◆ Material provided ◆
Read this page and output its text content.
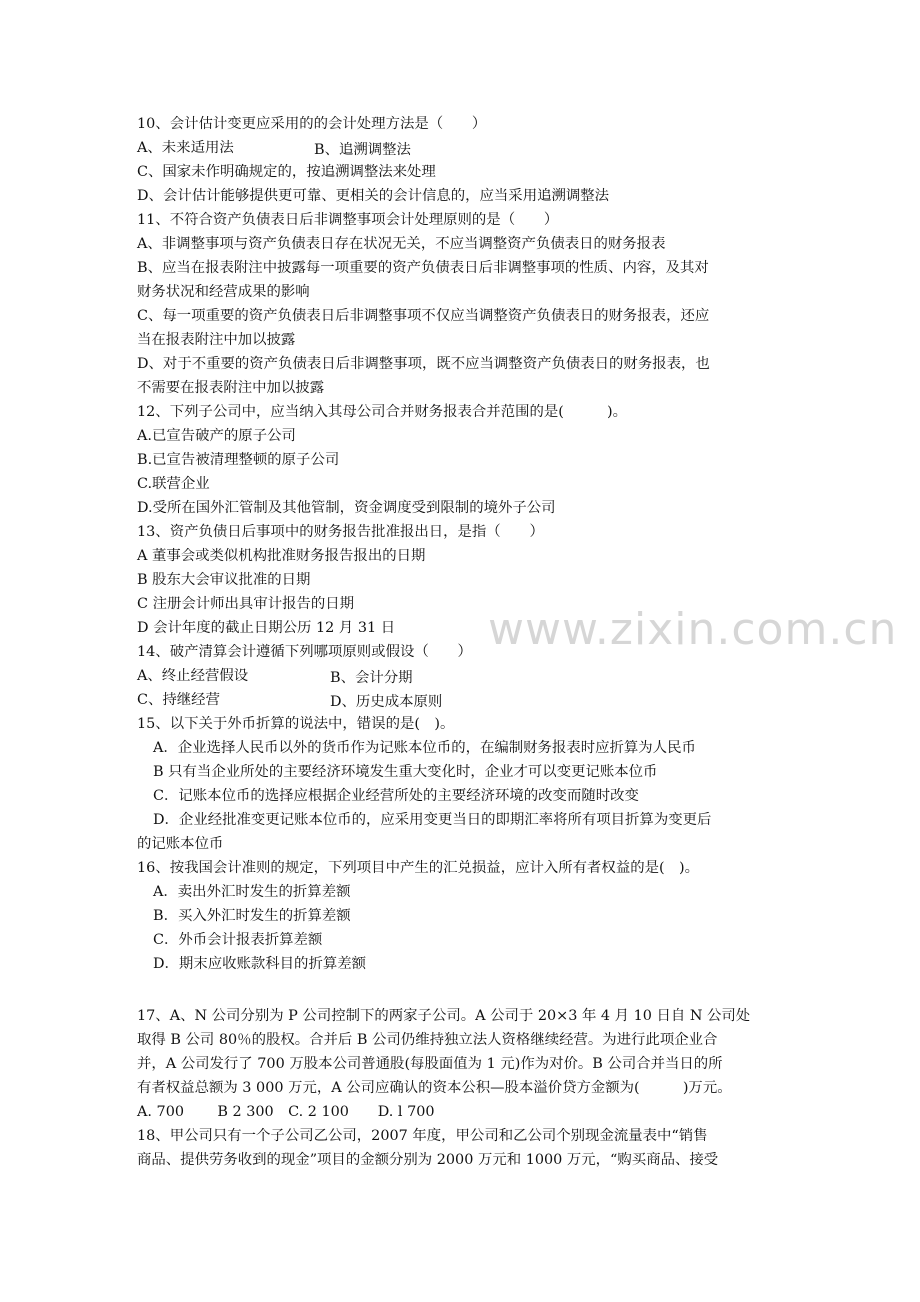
www.zixin.com.cn
10、会计估计变更应采用的的会计处理方法是（　　）
A、未来适用法	B、追溯调整法
C、国家未作明确规定的，按追溯调整法来处理
D、会计估计能够提供更可靠、更相关的会计信息的，应当采用追溯调整法
11、不符合资产负债表日后非调整事项会计处理原则的是（　　）
A、非调整事项与资产负债表日存在状况无关，不应当调整资产负债表日的财务报表
B、应当在报表附注中披露每一项重要的资产负债表日后非调整事项的性质、内容，及其对
财务状况和经营成果的影响
C、每一项重要的资产负债表日后非调整事项不仅应当调整资产负债表日的财务报表，还应
当在报表附注中加以披露
D、对于不重要的资产负债表日后非调整事项，既不应当调整资产负债表日的财务报表，也
不需要在报表附注中加以披露
12、下列子公司中，应当纳入其母公司合并财务报表合并范围的是(　　　)。
A.已宣告破产的原子公司
B.已宣告被清理整顿的原子公司
C.联营企业
D.受所在国外汇管制及其他管制，资金调度受到限制的境外子公司
13、资产负债日后事项中的财务报告批准报出日，是指（　　）
A 董事会或类似机构批准财务报告报出的日期
B 股东大会审议批准的日期
C 注册会计师出具审计报告的日期
D 会计年度的截止日期公历 12 月 31 日
14、破产清算会计遵循下列哪项原则或假设（　　）
A、终止经营假设	B、会计分期
C、持继经营	D、历史成本原则
15、以下关于外币折算的说法中，错误的是(　)。
A．企业选择人民币以外的货币作为记账本位币的，在编制财务报表时应折算为人民币
B 只有当企业所处的主要经济环境发生重大变化时，企业才可以变更记账本位币
C．记账本位币的选择应根据企业经营所处的主要经济环境的改变而随时改变
D．企业经批准变更记账本位币的，应采用变更当日的即期汇率将所有项目折算为变更后
的记账本位币
16、按我国会计准则的规定，下列项目中产生的汇兑损益，应计入所有者权益的是(　)。
A．卖出外汇时发生的折算差额
B．买入外汇时发生的折算差额
C．外币会计报表折算差额
D．期末应收账款科目的折算差额
17、A、N 公司分别为 P 公司控制下的两家子公司。A 公司于 20×3 年 4 月 10 日自 N 公司处
取得 B 公司 80％的股权。合并后 B 公司仍维持独立法人资格继续经营。为进行此项企业合
并，A 公司发行了 700 万股本公司普通股(每股面值为 1 元)作为对价。B 公司合并当日的所
有者权益总额为 3 000 万元，A 公司应确认的资本公积—股本溢价贷方金额为(　　　)万元。
A. 700　　 B 2 300　C. 2 100　　D. l 700
18、甲公司只有一个子公司乙公司，2007 年度，甲公司和乙公司个别现金流量表中“销售
商品、提供劳务收到的现金”项目的金额分别为 2000 万元和 1000 万元，“购买商品、接受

◆ Set problem ◆
Copy all the lines of data exactly as they appear, dropping any images.

◆ Answer for this exercise ◆
Read this page and output its text content.
www.zixin.com.cn
10、会计估计变更应采用的的会计处理方法是（　　）
A、未来适用法	B、追溯调整法
C、国家未作明确规定的，按追溯调整法来处理
D、会计估计能够提供更可靠、更相关的会计信息的，应当采用追溯调整法
11、不符合资产负债表日后非调整事项会计处理原则的是（　　）
A、非调整事项与资产负债表日存在状况无关，不应当调整资产负债表日的财务报表
B、应当在报表附注中披露每一项重要的资产负债表日后非调整事项的性质、内容，及其对
财务状况和经营成果的影响
C、每一项重要的资产负债表日后非调整事项不仅应当调整资产负债表日的财务报表，还应
当在报表附注中加以披露
D、对于不重要的资产负债表日后非调整事项，既不应当调整资产负债表日的财务报表，也
不需要在报表附注中加以披露
12、下列子公司中，应当纳入其母公司合并财务报表合并范围的是(　　　)。
A.已宣告破产的原子公司
B.已宣告被清理整顿的原子公司
C.联营企业
D.受所在国外汇管制及其他管制，资金调度受到限制的境外子公司
13、资产负债日后事项中的财务报告批准报出日，是指（　　）
A 董事会或类似机构批准财务报告报出的日期
B 股东大会审议批准的日期
C 注册会计师出具审计报告的日期
D 会计年度的截止日期公历 12 月 31 日
14、破产清算会计遵循下列哪项原则或假设（　　）
A、终止经营假设	B、会计分期
C、持继经营	D、历史成本原则
15、以下关于外币折算的说法中，错误的是(　)。
A．企业选择人民币以外的货币作为记账本位币的，在编制财务报表时应折算为人民币
B 只有当企业所处的主要经济环境发生重大变化时，企业才可以变更记账本位币
C．记账本位币的选择应根据企业经营所处的主要经济环境的改变而随时改变
D．企业经批准变更记账本位币的，应采用变更当日的即期汇率将所有项目折算为变更后
的记账本位币
16、按我国会计准则的规定，下列项目中产生的汇兑损益，应计入所有者权益的是(　)。
A．卖出外汇时发生的折算差额
B．买入外汇时发生的折算差额
C．外币会计报表折算差额
D．期末应收账款科目的折算差额
17、A、N 公司分别为 P 公司控制下的两家子公司。A 公司于 20×3 年 4 月 10 日自 N 公司处
取得 B 公司 80％的股权。合并后 B 公司仍维持独立法人资格继续经营。为进行此项企业合
并，A 公司发行了 700 万股本公司普通股(每股面值为 1 元)作为对价。B 公司合并当日的所
有者权益总额为 3 000 万元，A 公司应确认的资本公积—股本溢价贷方金额为(　　　)万元。
A. 700　　 B 2 300　C. 2 100　　D. l 700
18、甲公司只有一个子公司乙公司，2007 年度，甲公司和乙公司个别现金流量表中“销售
商品、提供劳务收到的现金”项目的金额分别为 2000 万元和 1000 万元，“购买商品、接受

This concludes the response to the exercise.